━━━━━ Supplied entries
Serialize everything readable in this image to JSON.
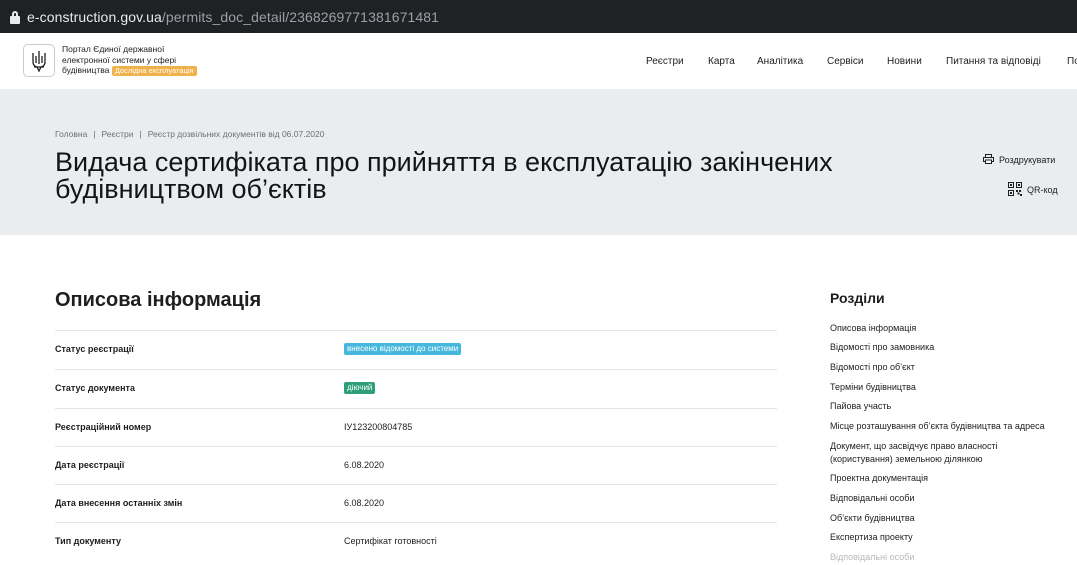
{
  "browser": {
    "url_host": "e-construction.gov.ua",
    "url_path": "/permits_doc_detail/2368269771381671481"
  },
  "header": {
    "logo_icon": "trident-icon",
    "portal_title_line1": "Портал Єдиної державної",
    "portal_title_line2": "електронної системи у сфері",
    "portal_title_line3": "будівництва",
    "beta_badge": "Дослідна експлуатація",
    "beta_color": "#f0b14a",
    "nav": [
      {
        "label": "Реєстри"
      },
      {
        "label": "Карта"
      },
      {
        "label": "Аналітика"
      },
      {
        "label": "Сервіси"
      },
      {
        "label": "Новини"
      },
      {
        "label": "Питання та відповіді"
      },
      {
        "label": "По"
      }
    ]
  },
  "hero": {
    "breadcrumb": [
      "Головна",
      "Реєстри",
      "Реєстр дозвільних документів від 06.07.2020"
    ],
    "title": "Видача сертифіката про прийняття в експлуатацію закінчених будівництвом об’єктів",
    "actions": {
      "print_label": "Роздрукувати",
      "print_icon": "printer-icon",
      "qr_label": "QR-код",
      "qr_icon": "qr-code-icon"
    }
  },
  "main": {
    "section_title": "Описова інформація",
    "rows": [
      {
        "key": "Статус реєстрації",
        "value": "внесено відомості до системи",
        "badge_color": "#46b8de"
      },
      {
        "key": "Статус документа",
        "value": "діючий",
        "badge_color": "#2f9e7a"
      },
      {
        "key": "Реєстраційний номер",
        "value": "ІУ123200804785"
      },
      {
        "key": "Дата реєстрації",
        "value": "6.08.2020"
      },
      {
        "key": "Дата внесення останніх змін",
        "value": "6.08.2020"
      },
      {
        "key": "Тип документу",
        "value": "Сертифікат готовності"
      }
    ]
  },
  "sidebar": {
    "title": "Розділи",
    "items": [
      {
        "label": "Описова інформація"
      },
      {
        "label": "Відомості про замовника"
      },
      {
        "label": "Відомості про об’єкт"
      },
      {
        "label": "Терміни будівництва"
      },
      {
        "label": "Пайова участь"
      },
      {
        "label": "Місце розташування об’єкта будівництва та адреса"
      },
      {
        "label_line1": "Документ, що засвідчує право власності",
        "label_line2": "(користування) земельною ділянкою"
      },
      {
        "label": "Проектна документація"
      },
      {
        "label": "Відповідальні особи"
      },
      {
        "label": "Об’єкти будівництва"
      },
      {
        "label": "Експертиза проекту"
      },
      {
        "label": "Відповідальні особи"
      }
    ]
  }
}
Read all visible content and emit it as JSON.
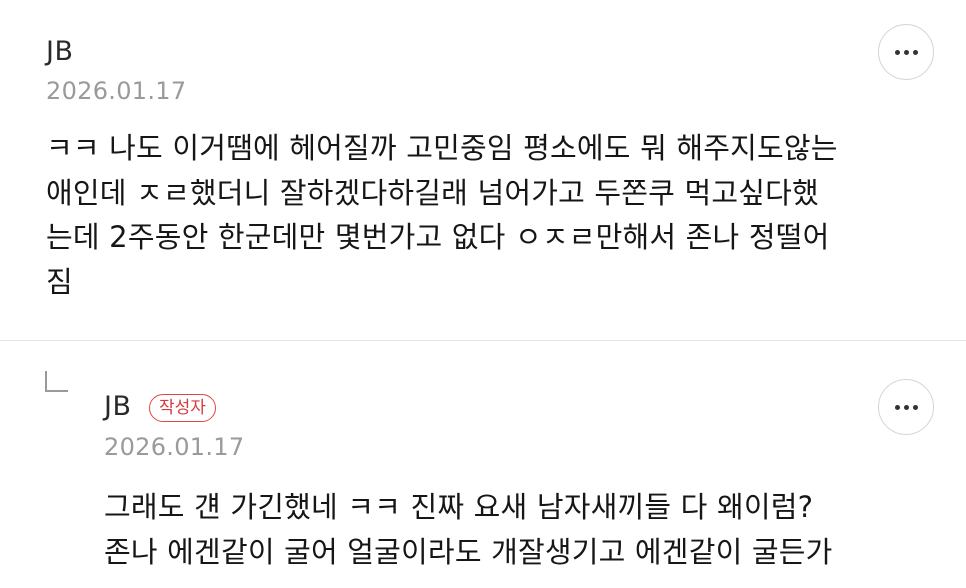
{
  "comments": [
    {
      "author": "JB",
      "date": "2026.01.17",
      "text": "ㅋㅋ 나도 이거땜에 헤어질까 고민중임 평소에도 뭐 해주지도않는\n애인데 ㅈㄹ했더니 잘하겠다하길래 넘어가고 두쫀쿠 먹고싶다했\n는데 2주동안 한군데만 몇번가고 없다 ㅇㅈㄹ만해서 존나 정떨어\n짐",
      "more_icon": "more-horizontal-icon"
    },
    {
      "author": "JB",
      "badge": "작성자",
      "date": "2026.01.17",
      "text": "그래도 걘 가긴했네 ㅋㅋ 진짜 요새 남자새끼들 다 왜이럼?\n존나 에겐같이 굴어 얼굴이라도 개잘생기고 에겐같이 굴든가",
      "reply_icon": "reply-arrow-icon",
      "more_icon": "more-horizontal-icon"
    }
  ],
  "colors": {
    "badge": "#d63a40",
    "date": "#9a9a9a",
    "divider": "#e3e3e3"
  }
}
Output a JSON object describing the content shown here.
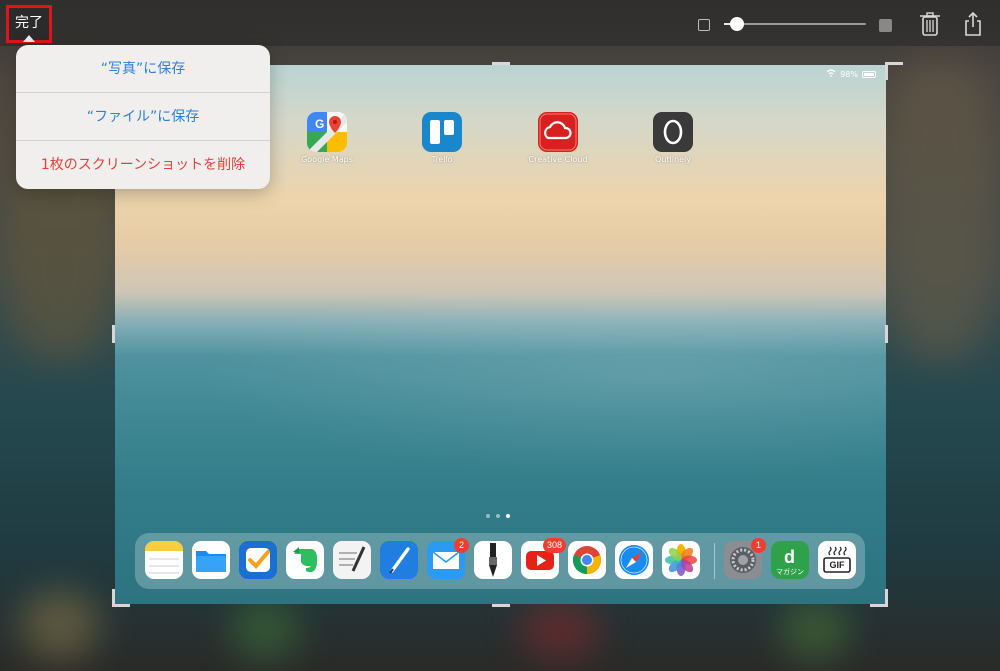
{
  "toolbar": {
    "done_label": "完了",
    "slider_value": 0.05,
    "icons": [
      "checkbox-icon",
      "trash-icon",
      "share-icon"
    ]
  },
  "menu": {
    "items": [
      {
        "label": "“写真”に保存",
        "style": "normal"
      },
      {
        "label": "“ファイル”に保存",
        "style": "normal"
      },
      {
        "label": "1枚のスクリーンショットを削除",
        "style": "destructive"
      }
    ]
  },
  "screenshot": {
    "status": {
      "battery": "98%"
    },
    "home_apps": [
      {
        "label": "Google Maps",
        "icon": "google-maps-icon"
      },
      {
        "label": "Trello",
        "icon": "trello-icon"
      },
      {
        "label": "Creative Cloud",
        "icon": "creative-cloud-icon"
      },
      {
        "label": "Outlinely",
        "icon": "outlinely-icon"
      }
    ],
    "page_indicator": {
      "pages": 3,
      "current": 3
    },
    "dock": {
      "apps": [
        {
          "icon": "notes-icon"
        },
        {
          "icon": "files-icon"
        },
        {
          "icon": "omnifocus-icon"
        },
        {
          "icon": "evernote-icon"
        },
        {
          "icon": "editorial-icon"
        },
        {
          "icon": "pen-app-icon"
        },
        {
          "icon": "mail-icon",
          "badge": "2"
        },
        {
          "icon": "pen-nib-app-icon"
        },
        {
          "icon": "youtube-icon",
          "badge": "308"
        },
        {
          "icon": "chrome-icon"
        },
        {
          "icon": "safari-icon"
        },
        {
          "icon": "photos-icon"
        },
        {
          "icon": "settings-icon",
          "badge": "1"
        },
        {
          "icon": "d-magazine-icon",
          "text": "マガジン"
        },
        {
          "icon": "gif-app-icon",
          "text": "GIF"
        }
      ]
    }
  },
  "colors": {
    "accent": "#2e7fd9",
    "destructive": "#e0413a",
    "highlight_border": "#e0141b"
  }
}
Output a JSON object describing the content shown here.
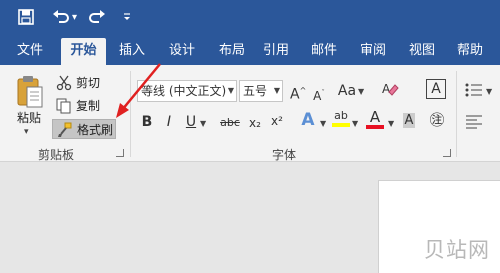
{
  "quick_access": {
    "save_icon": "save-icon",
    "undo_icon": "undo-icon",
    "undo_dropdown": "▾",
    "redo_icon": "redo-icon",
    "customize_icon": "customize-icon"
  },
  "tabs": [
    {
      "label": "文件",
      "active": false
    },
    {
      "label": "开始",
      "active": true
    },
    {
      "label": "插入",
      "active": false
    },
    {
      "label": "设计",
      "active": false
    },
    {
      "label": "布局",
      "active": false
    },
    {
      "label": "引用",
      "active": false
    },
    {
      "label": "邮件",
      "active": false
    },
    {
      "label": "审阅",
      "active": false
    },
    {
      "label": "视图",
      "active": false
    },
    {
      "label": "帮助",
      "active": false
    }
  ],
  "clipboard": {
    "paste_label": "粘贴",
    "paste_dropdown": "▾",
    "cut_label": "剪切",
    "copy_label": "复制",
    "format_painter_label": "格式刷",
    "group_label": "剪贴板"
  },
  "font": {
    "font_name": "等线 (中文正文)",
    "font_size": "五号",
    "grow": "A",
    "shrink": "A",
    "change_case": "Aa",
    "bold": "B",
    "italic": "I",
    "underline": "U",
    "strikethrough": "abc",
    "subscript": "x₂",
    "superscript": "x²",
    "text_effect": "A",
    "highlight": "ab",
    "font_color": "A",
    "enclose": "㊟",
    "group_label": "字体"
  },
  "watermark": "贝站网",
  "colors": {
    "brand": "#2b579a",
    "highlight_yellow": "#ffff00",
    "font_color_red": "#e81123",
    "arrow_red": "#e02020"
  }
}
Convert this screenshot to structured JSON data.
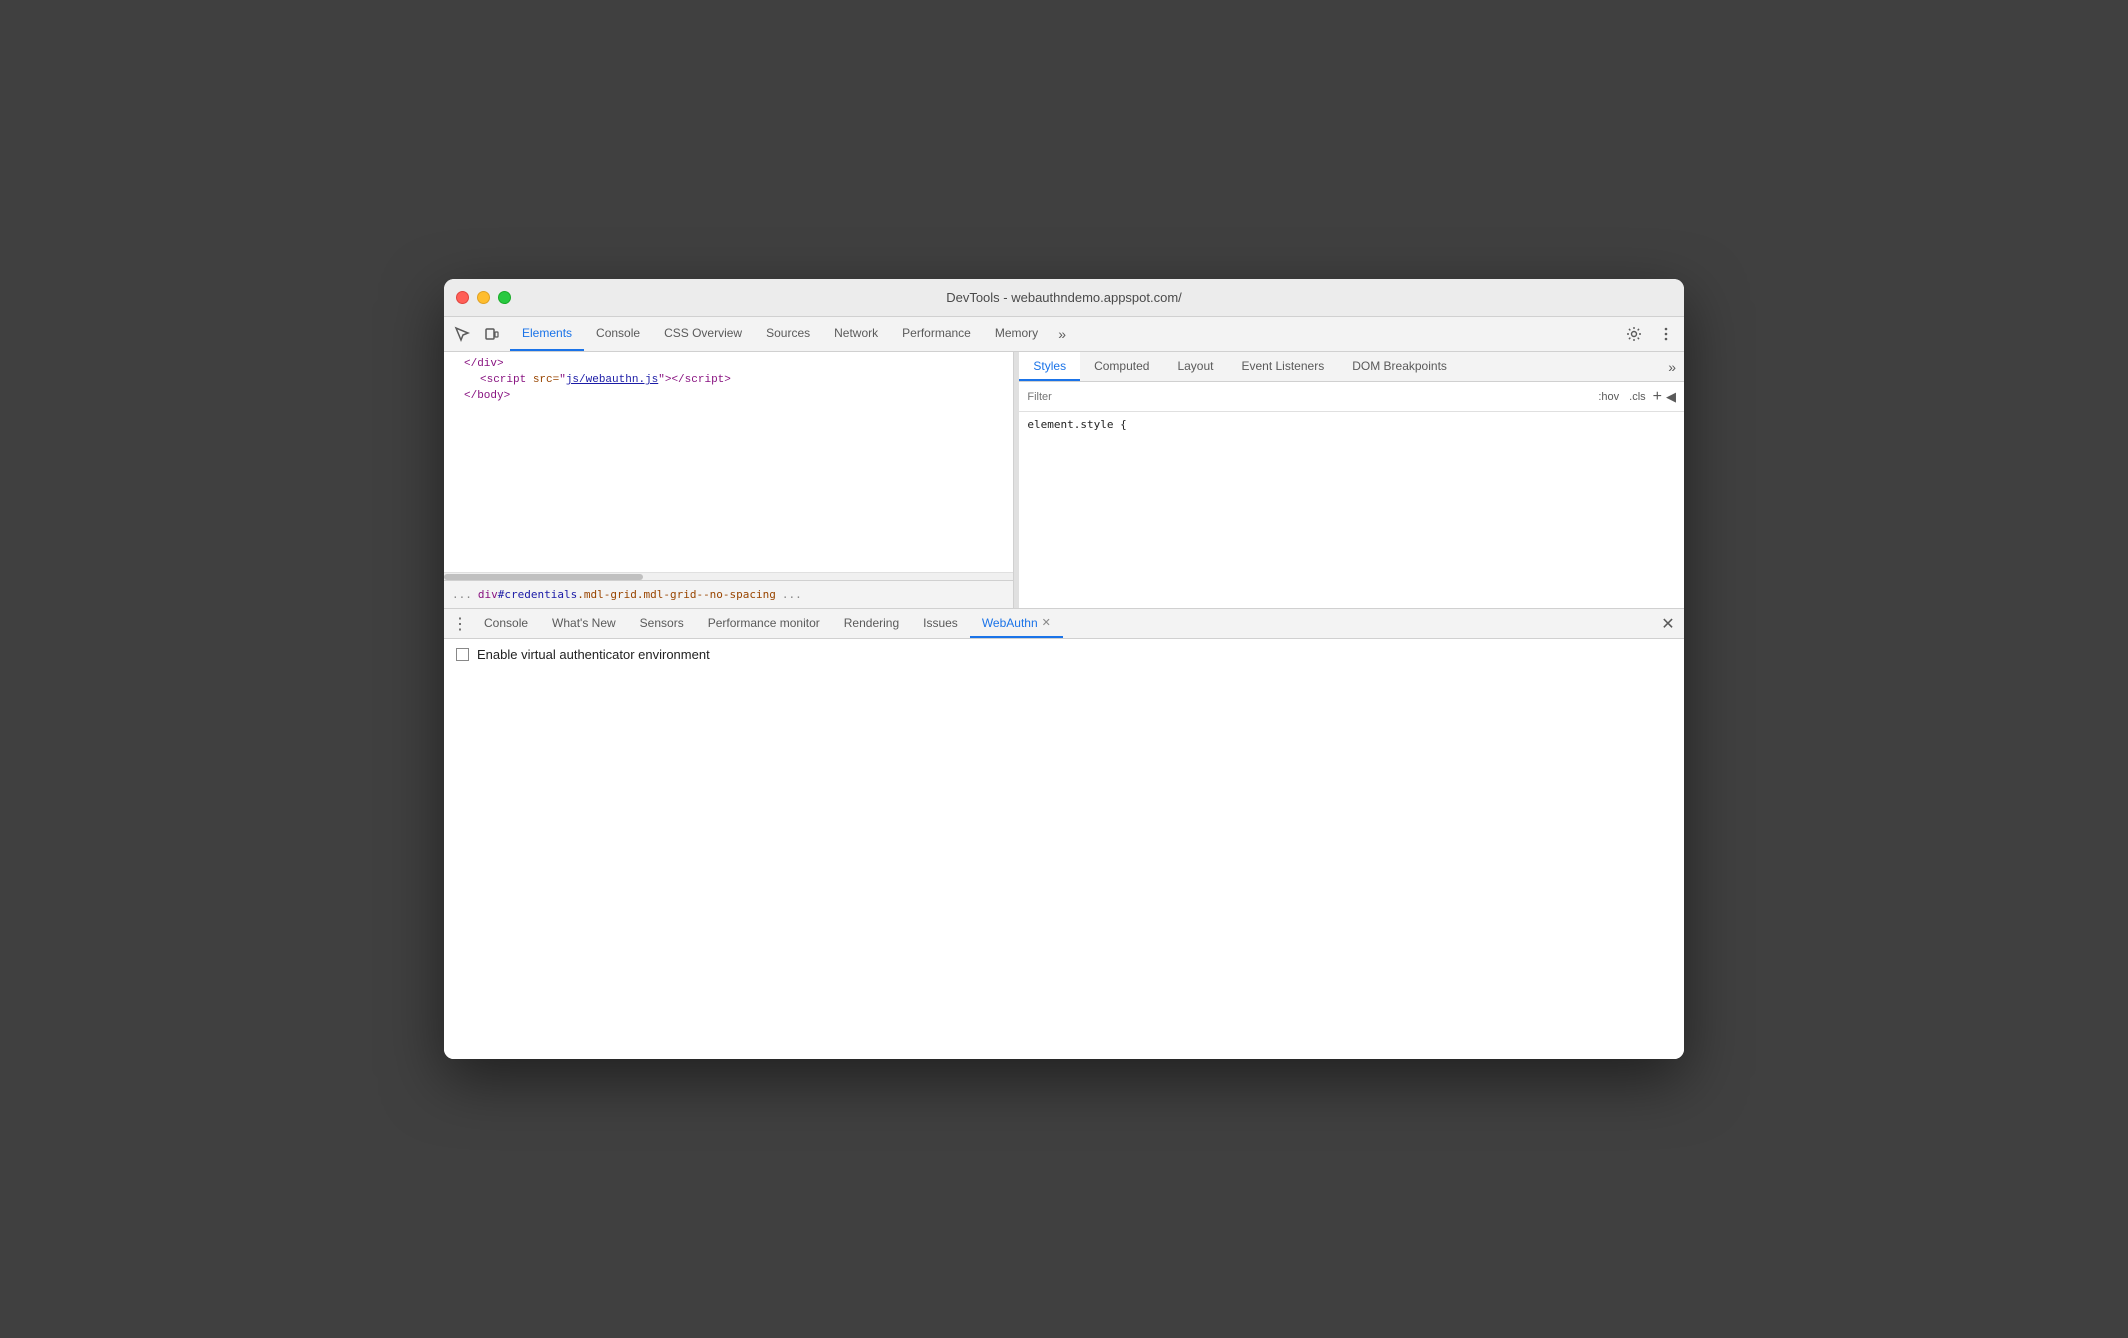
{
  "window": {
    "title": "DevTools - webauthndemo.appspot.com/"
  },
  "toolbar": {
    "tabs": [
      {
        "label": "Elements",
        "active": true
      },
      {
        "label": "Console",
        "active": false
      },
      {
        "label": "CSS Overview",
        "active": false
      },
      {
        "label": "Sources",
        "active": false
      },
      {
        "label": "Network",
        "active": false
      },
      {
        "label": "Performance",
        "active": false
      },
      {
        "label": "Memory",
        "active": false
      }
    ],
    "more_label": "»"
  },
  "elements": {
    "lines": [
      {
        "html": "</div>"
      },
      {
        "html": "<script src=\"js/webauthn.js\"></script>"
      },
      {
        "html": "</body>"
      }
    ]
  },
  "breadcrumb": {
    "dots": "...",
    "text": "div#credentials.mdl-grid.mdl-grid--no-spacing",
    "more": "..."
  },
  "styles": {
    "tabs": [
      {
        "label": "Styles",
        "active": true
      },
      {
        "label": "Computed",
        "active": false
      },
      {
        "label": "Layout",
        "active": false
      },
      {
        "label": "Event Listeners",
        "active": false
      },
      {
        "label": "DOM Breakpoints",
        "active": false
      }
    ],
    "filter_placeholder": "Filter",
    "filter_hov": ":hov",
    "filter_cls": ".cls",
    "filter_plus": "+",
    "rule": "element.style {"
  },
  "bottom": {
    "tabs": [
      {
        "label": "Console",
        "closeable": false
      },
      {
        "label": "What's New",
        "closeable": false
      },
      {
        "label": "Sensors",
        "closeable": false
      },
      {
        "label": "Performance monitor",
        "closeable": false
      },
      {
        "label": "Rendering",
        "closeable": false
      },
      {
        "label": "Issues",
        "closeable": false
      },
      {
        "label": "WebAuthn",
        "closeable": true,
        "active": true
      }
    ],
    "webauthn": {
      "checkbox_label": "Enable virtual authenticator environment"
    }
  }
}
━━━━━━━━━━
*Goal*:
Lines containing the word "Статус" must all be returned from the material above.

*Task result*:
        "key": "Статус реєстрації",
        "key": "Статус документа",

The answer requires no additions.